▶ [Extracted records]
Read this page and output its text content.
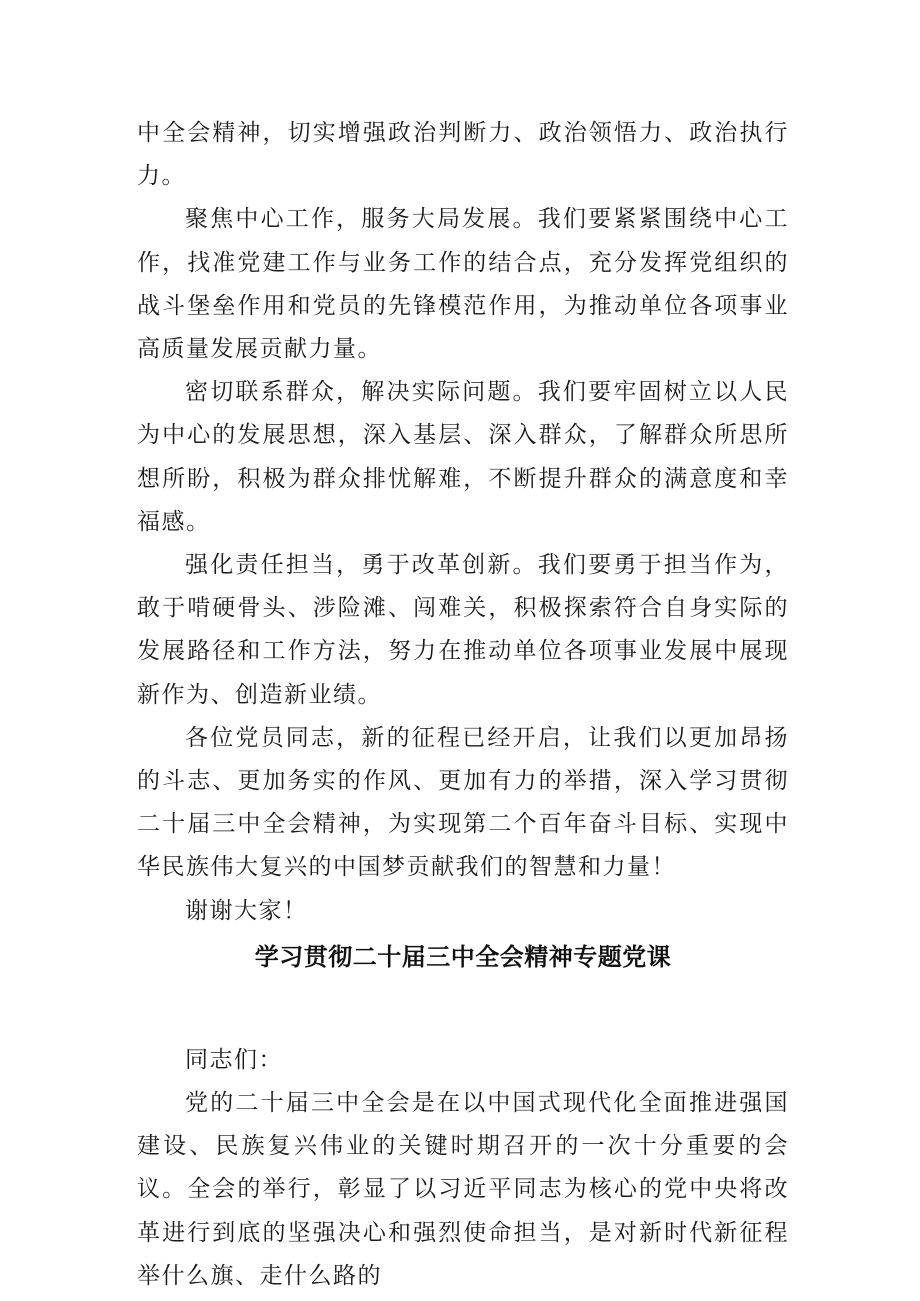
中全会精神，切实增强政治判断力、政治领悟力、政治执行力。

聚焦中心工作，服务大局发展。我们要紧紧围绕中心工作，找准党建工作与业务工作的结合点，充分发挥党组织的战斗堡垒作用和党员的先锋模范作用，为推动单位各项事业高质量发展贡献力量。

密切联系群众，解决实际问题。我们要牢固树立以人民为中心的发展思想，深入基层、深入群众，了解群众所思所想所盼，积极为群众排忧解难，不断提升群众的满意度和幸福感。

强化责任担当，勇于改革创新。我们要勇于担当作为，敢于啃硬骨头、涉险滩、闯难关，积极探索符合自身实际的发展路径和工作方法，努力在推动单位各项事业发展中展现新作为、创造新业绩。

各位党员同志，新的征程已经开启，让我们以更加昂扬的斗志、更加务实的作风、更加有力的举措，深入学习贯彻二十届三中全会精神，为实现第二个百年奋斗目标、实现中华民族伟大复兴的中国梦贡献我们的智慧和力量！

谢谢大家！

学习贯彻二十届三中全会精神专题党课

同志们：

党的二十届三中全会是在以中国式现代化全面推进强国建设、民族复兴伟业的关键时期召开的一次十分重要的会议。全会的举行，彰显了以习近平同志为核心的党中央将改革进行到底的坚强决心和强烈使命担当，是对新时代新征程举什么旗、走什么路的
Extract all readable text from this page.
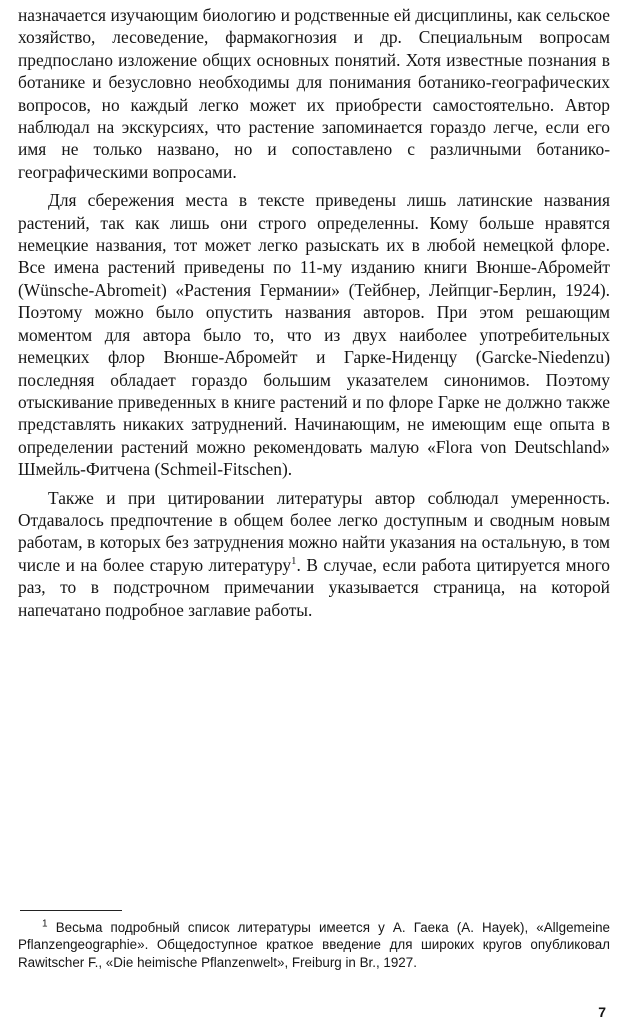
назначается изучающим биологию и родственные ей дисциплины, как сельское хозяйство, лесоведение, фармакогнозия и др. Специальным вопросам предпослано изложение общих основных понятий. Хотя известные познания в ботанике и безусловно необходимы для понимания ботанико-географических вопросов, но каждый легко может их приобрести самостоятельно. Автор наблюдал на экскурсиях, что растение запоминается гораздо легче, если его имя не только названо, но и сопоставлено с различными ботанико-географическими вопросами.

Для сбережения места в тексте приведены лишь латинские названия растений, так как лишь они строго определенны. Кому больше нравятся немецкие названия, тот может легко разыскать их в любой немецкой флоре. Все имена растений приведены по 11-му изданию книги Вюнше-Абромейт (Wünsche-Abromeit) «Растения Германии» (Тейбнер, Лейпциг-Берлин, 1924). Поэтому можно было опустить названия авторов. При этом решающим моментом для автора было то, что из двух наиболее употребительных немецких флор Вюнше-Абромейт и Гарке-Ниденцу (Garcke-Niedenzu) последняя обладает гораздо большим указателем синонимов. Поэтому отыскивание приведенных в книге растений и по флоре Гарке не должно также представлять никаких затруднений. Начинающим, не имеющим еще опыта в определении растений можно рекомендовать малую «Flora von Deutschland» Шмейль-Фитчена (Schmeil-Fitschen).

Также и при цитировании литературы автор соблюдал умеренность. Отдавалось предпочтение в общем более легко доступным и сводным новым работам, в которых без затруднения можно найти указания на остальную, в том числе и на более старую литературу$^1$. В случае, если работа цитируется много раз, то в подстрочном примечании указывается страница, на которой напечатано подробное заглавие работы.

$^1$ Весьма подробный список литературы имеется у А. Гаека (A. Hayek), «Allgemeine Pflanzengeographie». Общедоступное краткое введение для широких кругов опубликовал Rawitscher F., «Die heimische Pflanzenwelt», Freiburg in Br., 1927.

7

▶ [Short task] Reproduce each line holding the word "text".

▶ [Final answer]
Read this page and output its text content.
Extract all readable text from this page.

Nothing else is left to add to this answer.